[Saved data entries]
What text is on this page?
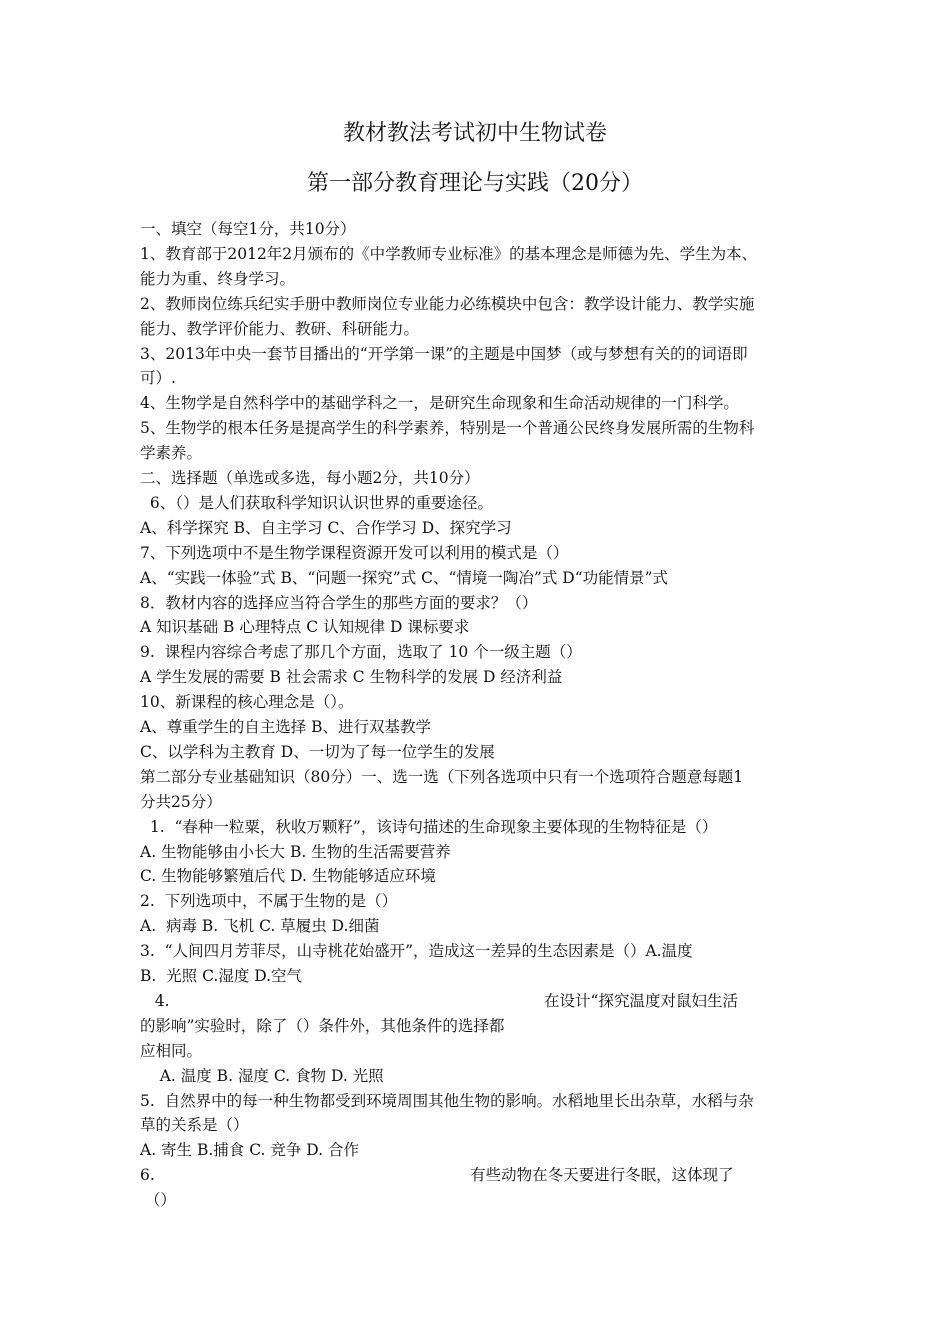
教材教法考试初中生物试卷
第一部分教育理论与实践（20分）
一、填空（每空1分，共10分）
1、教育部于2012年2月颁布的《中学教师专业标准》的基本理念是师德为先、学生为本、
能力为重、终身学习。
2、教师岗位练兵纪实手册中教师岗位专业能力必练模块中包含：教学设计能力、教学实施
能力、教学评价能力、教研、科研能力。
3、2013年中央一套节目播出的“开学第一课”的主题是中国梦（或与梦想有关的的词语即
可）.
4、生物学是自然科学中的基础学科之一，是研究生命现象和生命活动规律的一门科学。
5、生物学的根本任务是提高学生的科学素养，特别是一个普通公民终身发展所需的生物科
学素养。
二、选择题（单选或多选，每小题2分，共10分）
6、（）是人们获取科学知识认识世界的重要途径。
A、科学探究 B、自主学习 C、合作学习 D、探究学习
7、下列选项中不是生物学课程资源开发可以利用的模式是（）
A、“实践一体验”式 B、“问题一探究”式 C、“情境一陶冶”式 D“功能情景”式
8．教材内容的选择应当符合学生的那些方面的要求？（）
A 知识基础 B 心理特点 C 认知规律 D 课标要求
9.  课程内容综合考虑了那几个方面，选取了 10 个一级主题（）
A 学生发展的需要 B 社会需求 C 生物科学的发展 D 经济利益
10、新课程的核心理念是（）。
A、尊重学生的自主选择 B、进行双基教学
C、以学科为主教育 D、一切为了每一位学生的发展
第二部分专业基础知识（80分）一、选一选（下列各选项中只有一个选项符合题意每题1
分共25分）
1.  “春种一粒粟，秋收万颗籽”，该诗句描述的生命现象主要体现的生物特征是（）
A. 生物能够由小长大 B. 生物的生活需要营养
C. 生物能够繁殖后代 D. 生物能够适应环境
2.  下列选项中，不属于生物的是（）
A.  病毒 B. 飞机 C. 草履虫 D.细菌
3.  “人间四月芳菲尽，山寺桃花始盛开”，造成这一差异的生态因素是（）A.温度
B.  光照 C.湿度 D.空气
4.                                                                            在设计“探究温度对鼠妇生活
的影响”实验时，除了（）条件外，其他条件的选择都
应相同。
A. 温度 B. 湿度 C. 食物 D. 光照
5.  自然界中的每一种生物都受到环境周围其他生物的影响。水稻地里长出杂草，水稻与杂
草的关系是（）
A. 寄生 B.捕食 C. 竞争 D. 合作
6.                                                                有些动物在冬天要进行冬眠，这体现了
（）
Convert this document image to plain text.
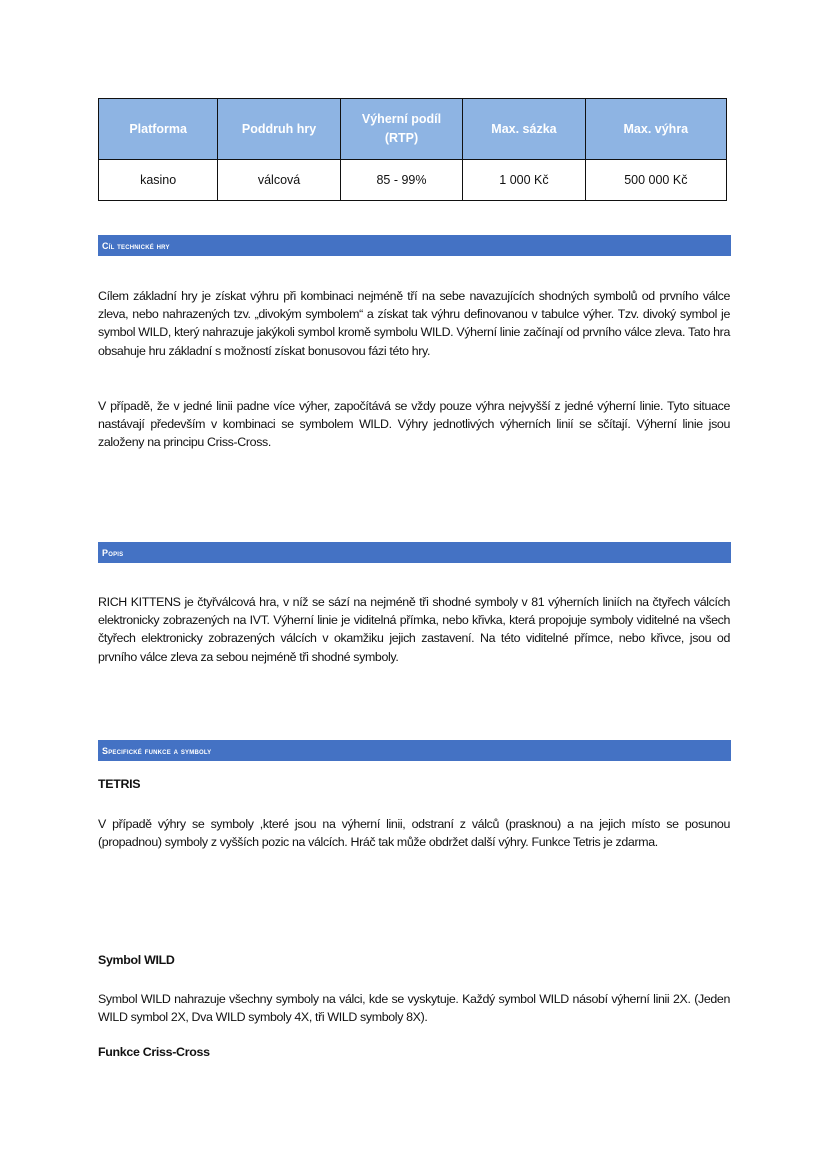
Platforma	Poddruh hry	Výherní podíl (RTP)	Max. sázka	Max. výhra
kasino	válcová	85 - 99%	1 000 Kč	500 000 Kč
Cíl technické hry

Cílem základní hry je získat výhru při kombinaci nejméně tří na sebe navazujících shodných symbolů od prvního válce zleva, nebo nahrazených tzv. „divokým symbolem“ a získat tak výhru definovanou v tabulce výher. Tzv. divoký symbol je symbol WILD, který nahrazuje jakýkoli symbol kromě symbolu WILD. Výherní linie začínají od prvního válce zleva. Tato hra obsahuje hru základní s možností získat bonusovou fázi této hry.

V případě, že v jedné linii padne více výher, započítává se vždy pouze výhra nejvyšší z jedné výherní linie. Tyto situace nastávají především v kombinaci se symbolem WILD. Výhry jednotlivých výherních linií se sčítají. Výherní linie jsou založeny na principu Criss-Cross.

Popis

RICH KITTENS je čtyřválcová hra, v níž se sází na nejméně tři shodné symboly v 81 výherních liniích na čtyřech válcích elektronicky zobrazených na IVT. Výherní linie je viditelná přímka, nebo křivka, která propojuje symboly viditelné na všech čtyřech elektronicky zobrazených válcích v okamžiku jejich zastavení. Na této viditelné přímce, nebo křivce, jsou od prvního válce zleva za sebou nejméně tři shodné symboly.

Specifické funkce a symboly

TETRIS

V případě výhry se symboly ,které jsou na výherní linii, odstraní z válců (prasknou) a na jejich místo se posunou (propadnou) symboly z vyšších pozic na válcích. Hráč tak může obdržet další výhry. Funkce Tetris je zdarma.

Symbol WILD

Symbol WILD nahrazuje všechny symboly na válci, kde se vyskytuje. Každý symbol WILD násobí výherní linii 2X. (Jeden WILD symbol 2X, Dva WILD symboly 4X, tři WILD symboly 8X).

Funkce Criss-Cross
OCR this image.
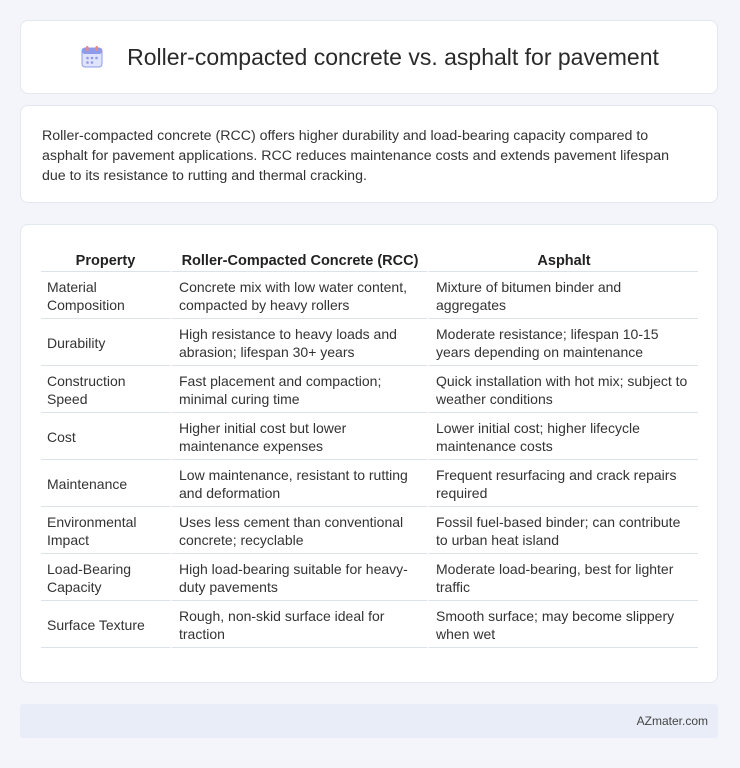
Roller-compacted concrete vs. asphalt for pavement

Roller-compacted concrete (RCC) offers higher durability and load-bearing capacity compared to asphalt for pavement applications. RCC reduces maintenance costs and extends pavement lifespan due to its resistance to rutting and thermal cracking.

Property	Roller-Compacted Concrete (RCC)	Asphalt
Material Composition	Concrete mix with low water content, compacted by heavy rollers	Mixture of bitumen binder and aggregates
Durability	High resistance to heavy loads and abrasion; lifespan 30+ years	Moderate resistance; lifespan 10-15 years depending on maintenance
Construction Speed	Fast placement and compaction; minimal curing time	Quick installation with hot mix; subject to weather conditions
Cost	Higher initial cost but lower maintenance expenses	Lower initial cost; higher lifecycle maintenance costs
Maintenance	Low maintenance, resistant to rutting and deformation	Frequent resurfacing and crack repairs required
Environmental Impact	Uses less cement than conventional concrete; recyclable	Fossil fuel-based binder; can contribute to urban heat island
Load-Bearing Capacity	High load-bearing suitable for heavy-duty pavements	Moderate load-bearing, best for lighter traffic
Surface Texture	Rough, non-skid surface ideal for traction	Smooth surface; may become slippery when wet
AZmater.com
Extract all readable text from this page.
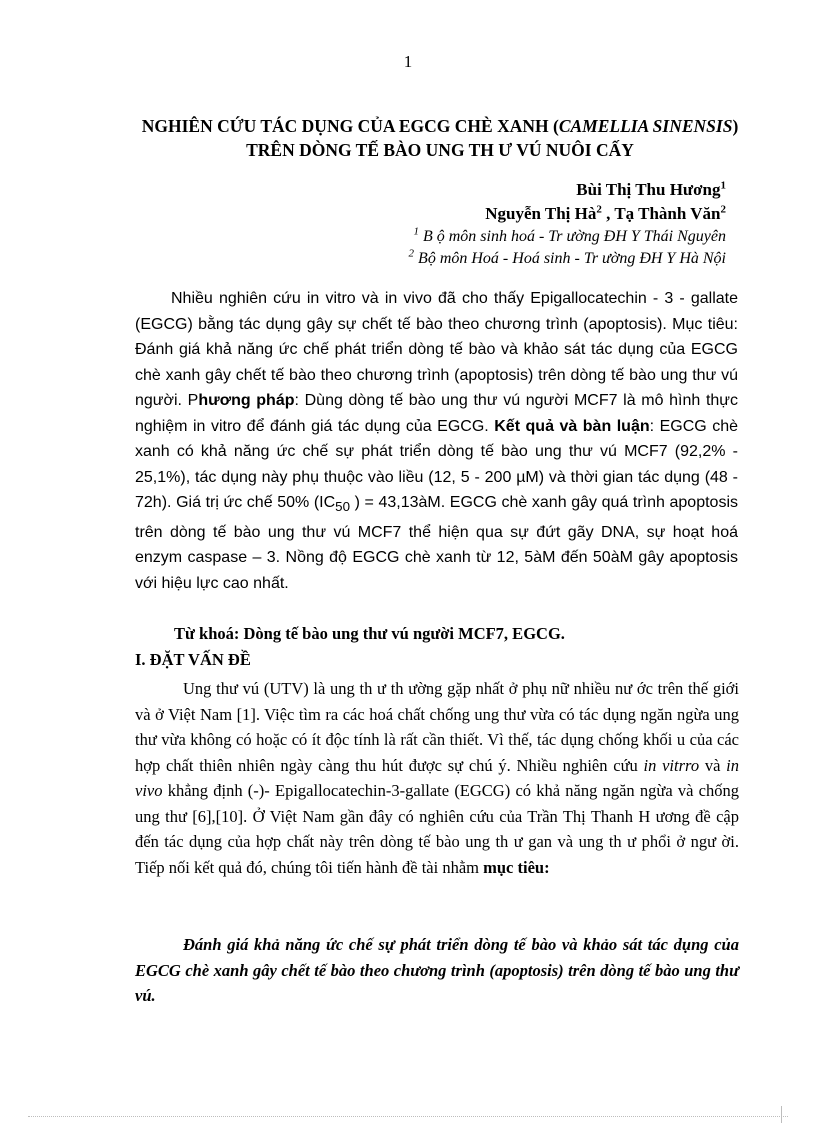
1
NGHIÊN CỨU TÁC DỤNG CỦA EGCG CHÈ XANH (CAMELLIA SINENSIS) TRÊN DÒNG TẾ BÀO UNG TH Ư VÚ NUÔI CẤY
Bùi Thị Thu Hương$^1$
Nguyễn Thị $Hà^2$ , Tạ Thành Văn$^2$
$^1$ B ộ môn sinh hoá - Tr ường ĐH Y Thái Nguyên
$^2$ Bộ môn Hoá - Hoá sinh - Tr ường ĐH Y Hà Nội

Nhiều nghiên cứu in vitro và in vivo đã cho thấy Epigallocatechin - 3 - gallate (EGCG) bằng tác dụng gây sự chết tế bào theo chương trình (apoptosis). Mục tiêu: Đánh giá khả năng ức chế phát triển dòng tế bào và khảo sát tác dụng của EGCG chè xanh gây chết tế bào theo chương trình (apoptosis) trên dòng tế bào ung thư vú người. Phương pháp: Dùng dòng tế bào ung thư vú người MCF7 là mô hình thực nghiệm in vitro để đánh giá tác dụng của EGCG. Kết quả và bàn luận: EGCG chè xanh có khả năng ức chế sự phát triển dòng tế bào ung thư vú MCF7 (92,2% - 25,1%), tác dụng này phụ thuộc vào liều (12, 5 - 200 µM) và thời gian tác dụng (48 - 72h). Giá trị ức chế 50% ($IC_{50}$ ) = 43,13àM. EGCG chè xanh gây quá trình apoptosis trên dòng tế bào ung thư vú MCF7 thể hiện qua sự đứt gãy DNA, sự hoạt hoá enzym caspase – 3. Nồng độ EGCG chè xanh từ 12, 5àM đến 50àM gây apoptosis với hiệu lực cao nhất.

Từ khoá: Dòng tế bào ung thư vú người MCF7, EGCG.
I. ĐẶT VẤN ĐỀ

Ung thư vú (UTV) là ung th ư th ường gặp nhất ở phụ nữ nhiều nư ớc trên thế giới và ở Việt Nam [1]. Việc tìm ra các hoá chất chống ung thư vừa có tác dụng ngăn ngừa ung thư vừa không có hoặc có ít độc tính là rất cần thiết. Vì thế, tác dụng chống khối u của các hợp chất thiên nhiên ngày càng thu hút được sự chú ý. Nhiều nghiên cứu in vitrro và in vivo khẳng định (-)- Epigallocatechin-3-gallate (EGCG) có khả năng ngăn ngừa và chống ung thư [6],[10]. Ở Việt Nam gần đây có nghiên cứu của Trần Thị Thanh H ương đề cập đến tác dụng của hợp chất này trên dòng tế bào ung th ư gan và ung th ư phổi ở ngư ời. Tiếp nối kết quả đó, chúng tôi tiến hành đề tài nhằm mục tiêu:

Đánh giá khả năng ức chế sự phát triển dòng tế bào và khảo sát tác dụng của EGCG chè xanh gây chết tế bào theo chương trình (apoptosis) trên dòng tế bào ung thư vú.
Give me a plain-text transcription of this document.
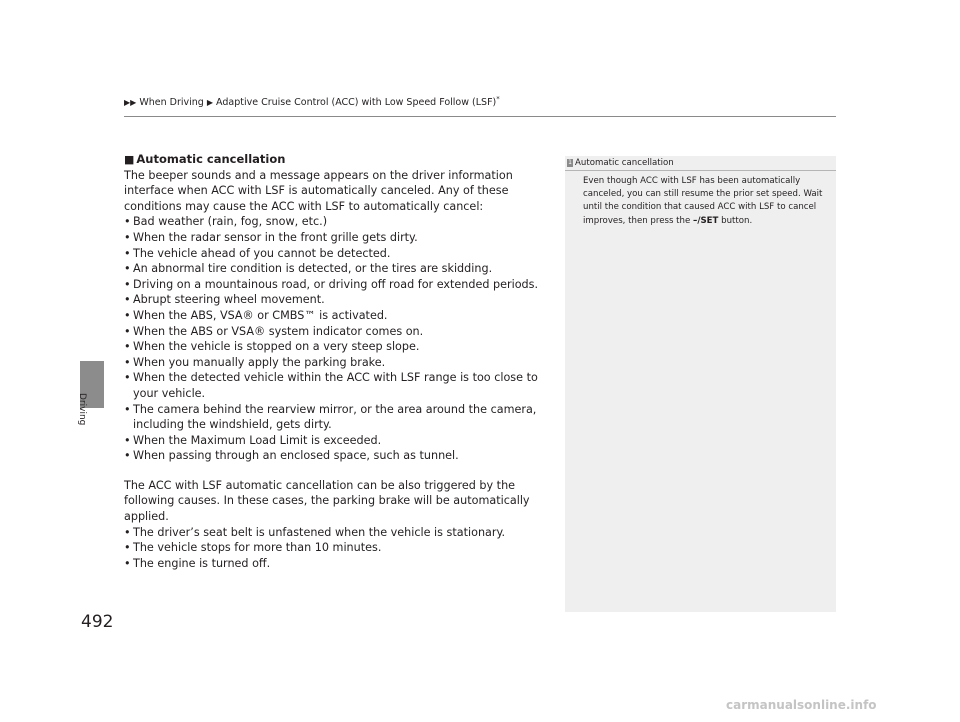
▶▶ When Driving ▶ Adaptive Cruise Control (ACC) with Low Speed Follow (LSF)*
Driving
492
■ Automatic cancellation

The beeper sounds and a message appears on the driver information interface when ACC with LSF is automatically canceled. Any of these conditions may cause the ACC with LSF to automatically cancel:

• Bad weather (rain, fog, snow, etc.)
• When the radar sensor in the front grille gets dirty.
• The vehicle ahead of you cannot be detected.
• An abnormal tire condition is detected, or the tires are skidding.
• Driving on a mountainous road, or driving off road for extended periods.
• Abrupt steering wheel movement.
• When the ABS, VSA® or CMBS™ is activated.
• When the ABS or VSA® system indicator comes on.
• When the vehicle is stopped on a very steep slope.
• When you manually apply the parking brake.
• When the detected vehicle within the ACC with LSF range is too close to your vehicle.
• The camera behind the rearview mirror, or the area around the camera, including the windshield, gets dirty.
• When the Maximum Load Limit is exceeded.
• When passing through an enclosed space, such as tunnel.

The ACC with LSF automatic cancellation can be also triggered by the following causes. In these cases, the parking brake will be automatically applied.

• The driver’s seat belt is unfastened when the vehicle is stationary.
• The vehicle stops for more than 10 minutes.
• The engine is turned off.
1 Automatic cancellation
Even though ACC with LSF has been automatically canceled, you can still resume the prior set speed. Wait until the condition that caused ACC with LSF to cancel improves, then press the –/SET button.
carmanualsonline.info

**Short problem**
Select all lines in the listing above where the word "gets" appears, and show them.

**Right answer**
• When the radar sensor in the front grille gets dirty.
• The camera behind the rearview mirror, or the area around the camera, including the windshield, gets dirty.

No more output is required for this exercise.